──────── DATASET RECORDS ────────

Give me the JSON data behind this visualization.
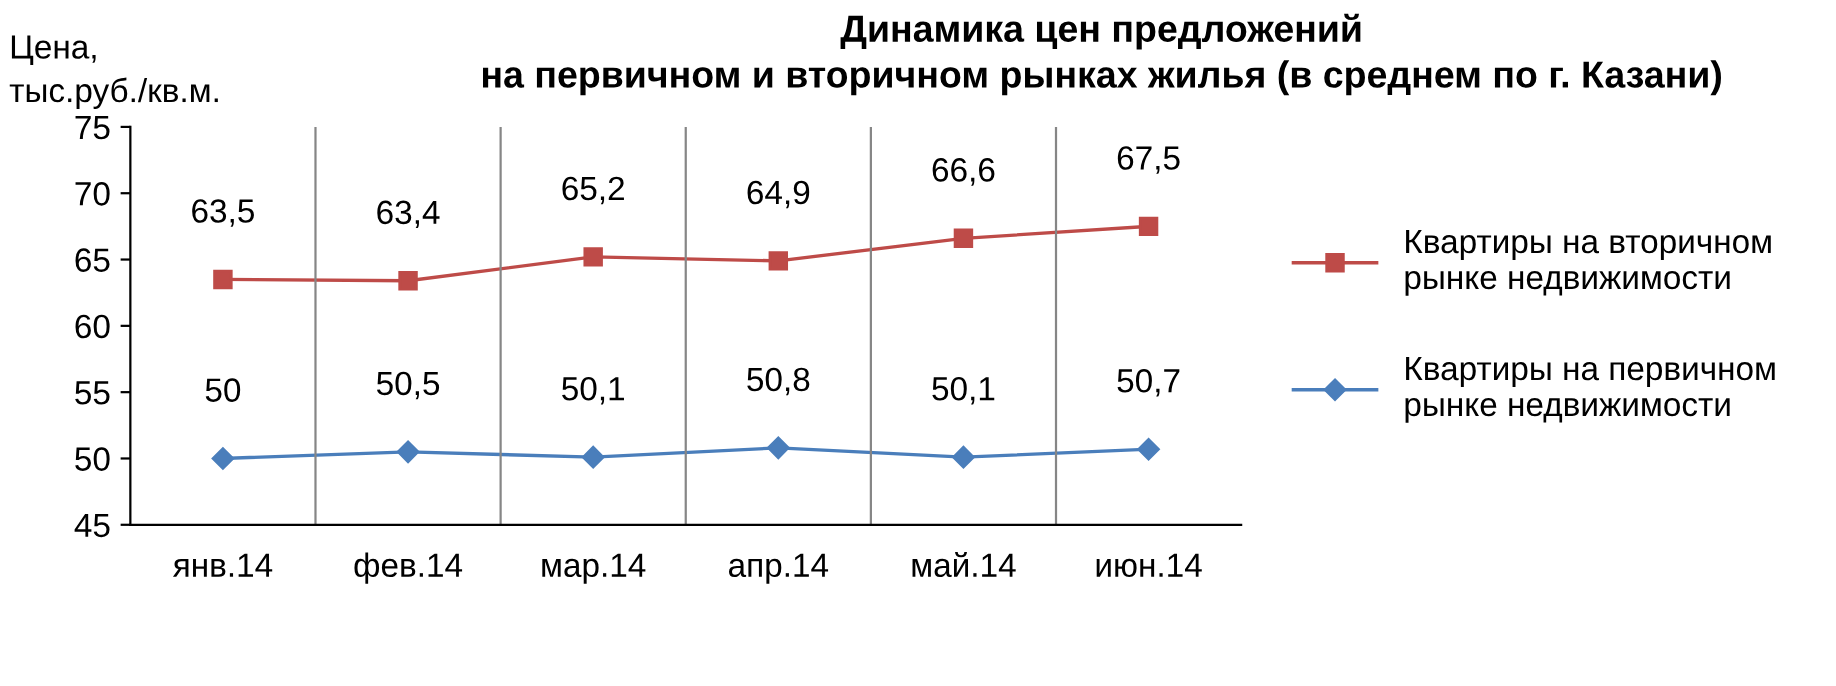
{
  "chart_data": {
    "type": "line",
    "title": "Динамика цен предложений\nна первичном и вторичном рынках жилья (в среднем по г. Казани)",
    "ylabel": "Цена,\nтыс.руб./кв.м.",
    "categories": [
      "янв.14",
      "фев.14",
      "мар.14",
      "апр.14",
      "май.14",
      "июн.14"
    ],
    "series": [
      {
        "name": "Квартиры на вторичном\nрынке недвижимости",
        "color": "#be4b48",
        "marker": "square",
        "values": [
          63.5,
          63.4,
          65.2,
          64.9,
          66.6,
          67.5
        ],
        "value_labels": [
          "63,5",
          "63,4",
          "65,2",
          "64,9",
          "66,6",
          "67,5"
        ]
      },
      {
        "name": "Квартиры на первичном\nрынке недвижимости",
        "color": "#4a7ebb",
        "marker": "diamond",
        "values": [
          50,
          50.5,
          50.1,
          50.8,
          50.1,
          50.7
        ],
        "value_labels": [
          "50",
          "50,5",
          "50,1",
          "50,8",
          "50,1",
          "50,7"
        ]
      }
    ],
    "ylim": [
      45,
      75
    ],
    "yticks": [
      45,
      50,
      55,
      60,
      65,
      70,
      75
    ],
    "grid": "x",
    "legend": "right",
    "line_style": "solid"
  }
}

────────
──────── DATASET RECORDS ────────

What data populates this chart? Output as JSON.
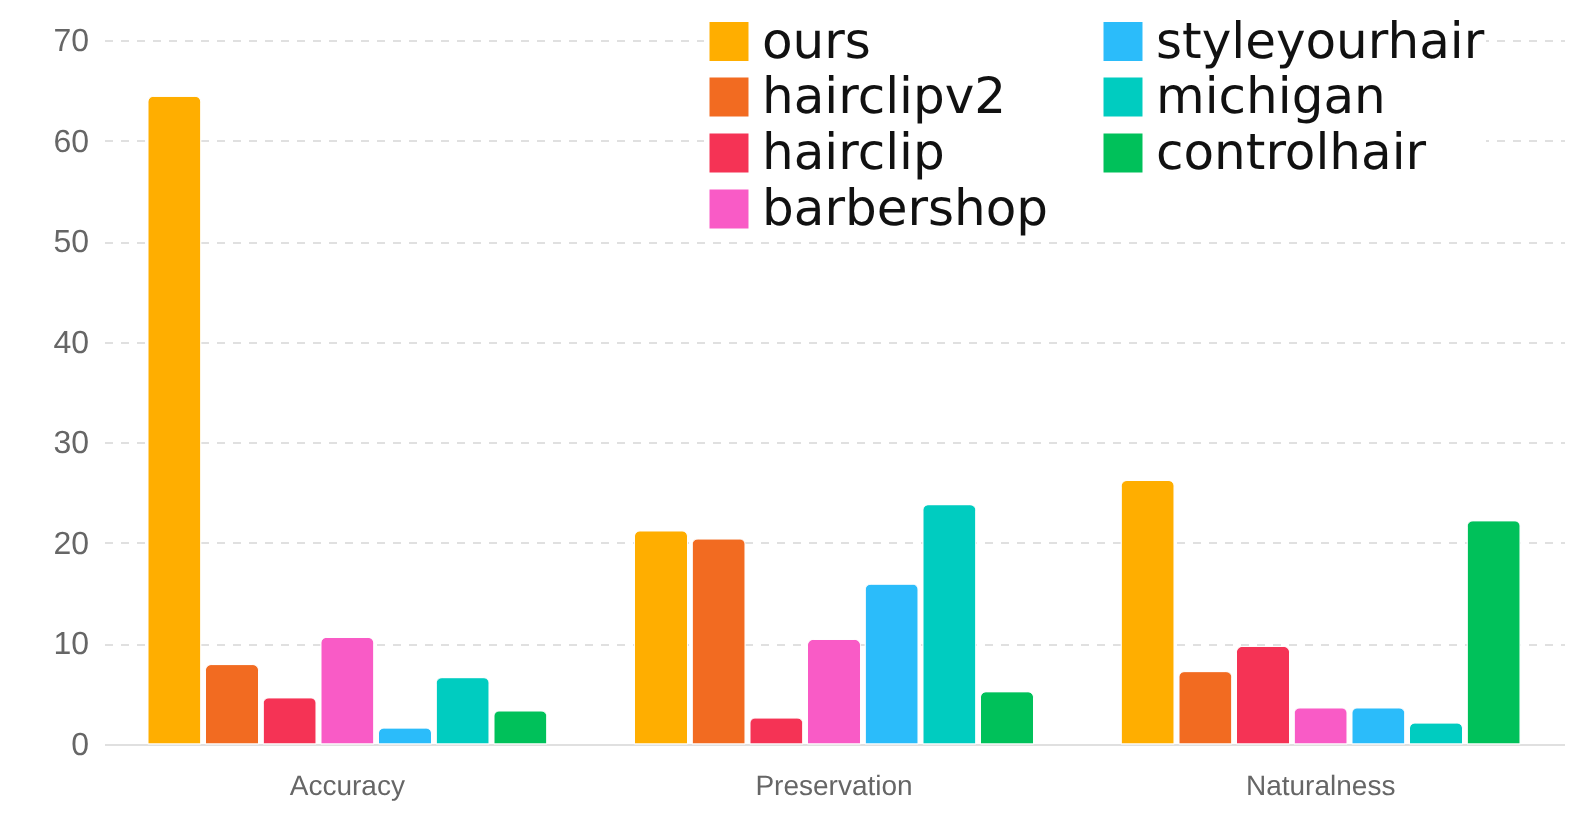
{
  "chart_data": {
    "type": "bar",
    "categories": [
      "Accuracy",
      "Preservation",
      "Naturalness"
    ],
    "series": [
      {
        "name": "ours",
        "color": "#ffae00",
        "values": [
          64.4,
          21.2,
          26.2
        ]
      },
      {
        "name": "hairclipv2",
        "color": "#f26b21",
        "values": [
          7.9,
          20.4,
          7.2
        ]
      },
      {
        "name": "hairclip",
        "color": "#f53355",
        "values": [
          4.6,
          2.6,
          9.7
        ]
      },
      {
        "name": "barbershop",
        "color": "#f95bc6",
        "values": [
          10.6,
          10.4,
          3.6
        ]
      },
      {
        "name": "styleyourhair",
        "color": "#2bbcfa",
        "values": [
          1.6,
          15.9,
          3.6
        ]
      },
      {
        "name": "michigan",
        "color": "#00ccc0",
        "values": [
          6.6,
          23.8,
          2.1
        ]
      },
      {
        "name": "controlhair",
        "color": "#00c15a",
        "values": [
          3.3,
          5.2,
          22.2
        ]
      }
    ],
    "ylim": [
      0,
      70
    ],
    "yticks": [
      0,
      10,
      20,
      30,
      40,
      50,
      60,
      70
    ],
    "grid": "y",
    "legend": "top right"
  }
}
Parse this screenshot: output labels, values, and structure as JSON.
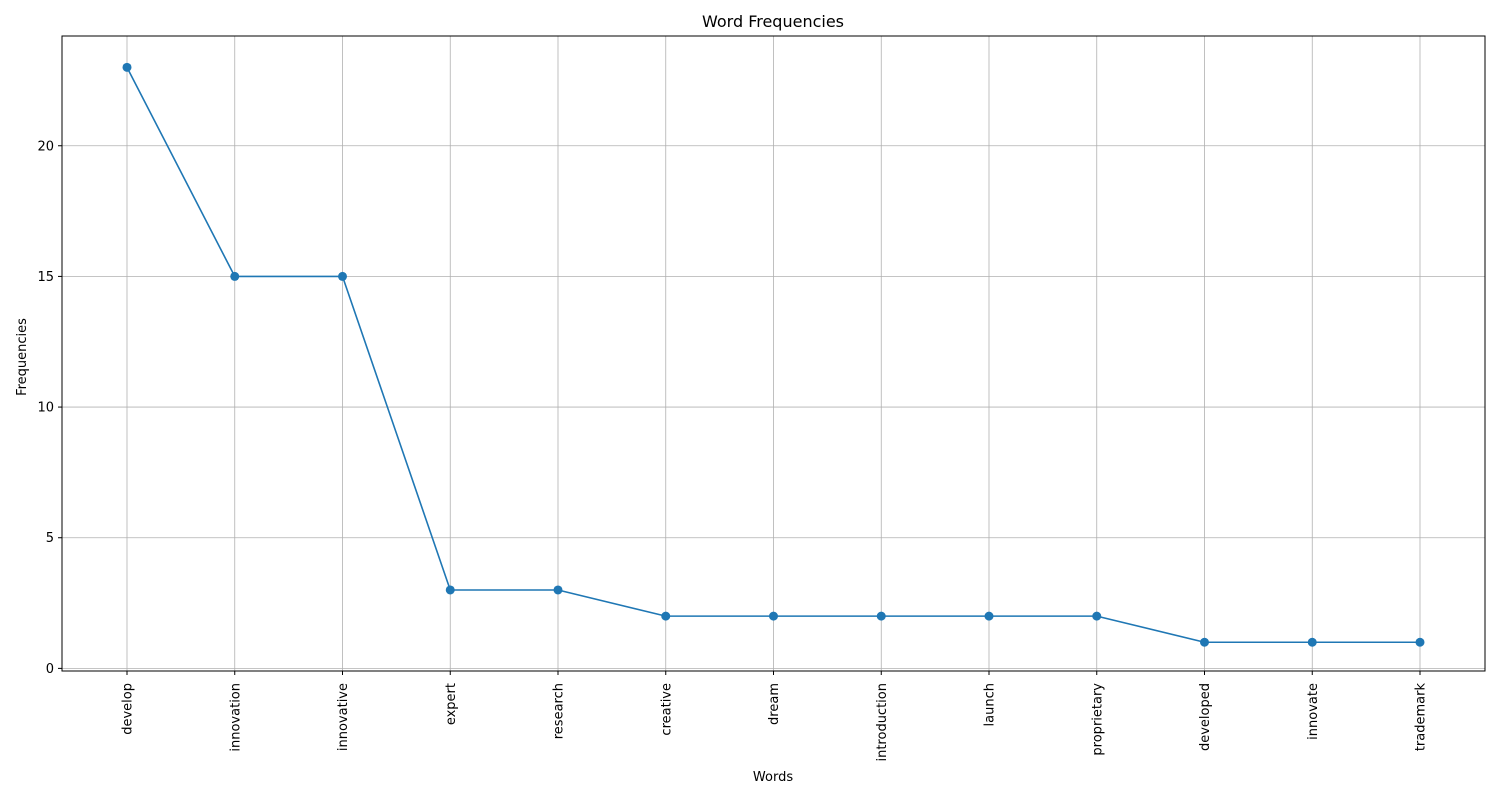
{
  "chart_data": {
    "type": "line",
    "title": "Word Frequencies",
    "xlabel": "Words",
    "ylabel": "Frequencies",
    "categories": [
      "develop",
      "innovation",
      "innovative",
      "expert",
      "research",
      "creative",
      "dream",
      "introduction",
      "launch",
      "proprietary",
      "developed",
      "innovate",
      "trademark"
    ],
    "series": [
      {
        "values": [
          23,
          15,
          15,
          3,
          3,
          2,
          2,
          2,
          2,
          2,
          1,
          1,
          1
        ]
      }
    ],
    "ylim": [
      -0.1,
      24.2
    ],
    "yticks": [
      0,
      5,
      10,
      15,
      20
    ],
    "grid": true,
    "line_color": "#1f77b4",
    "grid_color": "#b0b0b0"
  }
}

────────

#### GOAL OF THE EXERCISE
Say how many lines hold the word "name", giving the number and nothing else.

#### SOLUTION BELOW
9